▶ _PROBLEM_
Copy out each line of the data that holds the word "Vognfabrikant".
————————
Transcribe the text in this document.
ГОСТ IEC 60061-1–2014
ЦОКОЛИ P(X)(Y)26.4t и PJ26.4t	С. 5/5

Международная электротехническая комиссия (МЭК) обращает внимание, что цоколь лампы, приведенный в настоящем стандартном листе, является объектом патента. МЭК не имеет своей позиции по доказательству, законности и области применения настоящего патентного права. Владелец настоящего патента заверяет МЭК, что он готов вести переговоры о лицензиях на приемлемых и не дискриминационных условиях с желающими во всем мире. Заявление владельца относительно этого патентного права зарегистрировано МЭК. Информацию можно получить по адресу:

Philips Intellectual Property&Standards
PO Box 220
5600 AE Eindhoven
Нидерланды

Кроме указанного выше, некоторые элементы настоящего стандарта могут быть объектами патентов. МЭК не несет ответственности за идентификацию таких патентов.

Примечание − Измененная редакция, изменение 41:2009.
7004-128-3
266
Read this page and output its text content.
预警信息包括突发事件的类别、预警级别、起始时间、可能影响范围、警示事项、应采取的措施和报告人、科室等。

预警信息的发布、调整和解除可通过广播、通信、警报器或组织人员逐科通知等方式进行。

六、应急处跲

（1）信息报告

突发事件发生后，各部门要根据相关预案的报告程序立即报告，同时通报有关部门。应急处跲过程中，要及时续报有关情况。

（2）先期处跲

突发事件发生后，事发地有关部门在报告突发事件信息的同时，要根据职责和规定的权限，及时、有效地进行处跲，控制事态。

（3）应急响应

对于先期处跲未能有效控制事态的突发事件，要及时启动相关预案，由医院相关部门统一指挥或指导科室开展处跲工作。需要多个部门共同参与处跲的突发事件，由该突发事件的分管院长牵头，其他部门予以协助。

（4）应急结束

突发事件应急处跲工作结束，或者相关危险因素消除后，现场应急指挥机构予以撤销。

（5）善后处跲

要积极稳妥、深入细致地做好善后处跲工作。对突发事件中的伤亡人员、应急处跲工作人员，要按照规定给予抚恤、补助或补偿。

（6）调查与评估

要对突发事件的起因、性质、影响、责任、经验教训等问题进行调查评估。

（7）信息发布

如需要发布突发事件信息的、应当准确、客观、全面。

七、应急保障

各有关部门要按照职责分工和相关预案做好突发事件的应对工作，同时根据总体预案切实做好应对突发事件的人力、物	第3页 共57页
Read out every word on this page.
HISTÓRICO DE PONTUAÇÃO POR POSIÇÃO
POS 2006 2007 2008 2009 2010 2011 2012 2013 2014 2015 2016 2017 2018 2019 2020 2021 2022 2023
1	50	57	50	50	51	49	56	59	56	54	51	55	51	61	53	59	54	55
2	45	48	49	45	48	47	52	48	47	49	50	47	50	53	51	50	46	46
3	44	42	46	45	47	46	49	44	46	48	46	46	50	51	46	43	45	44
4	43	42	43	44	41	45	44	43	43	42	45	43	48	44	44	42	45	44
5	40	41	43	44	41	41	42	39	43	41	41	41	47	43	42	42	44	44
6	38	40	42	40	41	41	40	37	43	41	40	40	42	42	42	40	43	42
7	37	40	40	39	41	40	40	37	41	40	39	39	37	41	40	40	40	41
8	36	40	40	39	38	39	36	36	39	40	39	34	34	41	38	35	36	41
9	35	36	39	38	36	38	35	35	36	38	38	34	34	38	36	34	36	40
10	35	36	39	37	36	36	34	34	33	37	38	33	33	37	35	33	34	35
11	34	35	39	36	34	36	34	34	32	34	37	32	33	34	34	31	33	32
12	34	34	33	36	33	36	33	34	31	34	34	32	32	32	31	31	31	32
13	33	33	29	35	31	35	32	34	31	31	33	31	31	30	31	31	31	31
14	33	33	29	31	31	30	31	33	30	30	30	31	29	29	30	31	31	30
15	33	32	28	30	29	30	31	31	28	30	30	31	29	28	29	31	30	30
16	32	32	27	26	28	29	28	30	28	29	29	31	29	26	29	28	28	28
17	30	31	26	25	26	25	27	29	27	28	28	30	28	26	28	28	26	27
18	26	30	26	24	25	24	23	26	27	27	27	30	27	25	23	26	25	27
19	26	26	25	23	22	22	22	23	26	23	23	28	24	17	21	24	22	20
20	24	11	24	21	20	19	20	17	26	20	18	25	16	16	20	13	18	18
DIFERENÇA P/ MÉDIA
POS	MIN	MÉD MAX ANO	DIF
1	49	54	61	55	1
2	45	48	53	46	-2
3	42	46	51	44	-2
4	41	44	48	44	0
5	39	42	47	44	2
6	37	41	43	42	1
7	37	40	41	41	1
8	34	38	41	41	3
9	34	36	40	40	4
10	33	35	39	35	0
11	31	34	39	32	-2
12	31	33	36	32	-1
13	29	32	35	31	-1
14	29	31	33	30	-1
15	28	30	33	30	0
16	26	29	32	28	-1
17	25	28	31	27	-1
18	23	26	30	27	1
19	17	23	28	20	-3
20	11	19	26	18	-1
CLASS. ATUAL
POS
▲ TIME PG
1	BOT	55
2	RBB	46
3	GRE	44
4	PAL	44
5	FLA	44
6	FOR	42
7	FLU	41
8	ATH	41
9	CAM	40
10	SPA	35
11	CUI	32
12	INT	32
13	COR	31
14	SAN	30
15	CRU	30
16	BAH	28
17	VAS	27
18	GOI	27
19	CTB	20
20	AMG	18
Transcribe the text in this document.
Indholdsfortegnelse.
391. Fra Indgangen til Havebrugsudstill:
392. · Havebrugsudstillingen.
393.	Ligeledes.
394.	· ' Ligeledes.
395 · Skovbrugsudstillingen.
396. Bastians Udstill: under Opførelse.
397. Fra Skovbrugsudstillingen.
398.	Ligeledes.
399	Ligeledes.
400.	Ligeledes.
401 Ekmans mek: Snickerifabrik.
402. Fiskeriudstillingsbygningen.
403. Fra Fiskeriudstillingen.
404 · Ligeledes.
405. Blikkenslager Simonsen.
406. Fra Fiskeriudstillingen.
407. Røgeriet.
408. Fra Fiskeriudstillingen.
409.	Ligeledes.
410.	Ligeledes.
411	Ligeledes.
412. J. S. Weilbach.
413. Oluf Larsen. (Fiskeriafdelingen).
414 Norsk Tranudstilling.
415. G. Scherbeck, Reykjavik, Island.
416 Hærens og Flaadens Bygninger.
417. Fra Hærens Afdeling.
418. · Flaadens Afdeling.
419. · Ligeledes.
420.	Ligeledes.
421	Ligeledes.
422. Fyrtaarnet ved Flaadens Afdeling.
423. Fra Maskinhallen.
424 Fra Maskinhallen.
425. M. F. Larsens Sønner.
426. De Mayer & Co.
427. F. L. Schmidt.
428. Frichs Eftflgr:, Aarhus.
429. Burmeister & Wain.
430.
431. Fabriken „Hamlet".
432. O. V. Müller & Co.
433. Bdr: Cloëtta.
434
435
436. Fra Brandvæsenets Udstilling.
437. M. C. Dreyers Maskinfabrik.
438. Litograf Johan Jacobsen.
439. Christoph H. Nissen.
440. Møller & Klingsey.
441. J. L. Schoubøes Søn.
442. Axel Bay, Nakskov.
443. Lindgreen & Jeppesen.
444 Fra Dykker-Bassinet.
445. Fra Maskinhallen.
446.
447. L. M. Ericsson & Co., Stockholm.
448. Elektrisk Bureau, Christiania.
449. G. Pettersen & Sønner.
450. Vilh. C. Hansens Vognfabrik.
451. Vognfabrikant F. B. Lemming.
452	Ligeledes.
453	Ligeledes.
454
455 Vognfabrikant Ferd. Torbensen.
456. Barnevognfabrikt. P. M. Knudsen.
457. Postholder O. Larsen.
————————
▶ _SOLVED EXERCISE_
451. Vognfabrikant F. B. Lemming.
455 Vognfabrikant Ferd. Torbensen.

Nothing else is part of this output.